= EXERCISE DIRECTIONS =
Count the lines that include the string "value", and give only that number.

= DATA ENTRIES =
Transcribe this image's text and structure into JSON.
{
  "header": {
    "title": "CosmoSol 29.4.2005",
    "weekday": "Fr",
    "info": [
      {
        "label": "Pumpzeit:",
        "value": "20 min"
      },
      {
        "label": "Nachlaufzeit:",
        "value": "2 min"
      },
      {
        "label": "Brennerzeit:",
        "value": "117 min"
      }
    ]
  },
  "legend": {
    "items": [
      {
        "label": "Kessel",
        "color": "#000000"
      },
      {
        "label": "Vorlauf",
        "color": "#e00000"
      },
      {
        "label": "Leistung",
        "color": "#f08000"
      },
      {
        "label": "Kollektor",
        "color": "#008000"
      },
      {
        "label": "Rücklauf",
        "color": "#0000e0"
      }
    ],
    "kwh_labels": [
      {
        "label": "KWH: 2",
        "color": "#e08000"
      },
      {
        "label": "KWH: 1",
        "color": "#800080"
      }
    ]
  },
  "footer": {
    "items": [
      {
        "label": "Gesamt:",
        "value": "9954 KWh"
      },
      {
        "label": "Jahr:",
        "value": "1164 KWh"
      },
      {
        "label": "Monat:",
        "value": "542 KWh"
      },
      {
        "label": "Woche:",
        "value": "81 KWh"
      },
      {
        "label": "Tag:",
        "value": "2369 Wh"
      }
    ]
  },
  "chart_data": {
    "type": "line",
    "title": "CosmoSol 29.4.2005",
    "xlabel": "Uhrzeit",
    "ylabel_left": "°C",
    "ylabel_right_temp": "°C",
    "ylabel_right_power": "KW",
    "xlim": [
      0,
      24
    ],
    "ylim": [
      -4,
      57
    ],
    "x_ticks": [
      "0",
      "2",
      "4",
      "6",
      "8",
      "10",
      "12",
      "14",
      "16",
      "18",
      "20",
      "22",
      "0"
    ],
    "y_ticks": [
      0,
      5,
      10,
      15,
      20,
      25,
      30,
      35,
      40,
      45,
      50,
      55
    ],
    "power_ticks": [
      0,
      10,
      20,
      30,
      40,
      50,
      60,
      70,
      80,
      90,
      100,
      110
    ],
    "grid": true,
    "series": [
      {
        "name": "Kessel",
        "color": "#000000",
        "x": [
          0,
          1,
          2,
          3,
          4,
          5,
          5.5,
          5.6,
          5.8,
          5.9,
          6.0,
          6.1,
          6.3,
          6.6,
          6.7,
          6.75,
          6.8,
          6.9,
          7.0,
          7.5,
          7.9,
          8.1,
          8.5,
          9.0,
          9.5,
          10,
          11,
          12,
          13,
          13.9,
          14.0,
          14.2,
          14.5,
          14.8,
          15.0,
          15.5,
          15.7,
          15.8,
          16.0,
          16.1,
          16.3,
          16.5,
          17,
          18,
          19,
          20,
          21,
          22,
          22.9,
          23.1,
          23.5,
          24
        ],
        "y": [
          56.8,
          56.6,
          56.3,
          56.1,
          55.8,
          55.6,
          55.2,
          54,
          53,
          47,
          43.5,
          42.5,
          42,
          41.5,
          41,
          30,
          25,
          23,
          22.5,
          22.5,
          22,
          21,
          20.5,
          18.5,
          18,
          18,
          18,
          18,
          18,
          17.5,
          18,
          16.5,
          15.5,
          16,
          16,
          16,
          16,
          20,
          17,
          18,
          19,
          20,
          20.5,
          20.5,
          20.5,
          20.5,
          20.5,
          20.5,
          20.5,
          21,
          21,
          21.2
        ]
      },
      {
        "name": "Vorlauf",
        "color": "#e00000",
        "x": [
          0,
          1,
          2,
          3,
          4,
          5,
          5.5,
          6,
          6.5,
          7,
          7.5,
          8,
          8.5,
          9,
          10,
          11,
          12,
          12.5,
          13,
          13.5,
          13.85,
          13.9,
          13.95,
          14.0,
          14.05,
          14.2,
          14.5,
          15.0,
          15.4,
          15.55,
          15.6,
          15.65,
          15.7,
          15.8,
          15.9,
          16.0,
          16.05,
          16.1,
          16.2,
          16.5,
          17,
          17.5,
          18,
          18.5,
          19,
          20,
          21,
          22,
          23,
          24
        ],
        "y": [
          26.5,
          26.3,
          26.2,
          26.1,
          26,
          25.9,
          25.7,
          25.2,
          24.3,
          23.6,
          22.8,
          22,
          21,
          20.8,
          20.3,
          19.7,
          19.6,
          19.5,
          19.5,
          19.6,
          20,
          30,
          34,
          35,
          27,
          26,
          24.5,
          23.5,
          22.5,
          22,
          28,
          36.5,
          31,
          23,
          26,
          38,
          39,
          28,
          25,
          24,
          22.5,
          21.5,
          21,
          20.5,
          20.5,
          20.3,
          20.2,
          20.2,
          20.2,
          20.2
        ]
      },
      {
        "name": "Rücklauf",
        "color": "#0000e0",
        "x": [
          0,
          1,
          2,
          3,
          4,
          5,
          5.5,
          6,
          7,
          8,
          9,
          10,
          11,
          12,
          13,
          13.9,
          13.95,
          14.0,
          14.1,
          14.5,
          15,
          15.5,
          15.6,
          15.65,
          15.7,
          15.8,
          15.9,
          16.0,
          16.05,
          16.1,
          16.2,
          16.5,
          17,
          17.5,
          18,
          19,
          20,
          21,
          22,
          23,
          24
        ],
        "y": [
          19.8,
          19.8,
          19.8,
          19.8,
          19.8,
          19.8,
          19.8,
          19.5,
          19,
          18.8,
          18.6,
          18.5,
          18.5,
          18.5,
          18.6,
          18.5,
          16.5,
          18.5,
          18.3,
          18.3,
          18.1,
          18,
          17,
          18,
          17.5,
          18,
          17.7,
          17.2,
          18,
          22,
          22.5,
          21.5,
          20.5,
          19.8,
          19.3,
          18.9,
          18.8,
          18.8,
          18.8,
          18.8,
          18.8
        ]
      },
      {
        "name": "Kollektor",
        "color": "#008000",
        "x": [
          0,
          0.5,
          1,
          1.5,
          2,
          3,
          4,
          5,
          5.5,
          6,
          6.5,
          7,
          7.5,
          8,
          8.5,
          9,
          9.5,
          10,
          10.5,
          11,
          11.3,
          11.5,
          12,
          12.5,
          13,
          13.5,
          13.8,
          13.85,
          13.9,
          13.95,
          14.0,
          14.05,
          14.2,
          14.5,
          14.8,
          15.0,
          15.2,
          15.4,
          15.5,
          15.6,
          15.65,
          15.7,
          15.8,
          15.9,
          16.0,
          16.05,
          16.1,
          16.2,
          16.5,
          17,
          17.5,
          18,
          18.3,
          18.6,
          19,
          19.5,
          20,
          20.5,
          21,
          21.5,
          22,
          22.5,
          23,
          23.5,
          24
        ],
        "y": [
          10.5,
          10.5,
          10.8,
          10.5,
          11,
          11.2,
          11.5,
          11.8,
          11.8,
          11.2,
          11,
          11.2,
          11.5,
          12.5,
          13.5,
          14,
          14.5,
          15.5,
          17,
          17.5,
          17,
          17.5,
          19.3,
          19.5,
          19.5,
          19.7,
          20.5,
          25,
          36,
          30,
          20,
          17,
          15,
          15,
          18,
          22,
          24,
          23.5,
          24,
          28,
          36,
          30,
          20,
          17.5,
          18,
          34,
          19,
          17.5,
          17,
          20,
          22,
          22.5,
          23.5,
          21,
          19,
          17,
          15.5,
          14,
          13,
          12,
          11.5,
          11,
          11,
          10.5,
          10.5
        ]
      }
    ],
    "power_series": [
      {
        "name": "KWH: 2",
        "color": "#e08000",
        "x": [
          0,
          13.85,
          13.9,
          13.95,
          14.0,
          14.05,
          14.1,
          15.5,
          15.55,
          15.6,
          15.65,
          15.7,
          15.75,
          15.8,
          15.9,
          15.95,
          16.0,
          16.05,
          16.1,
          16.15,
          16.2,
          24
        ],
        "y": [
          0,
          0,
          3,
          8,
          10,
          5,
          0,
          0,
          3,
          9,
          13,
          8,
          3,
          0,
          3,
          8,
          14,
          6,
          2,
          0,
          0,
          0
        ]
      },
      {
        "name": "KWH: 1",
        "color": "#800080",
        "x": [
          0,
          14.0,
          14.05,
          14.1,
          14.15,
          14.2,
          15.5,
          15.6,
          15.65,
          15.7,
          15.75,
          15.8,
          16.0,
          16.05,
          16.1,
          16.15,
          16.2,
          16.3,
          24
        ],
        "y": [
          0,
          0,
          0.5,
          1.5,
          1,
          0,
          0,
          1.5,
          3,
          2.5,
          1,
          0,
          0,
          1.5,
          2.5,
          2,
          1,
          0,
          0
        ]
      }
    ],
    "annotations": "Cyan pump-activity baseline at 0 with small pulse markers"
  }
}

= RESPONSE TO THIS EXERCISE =
8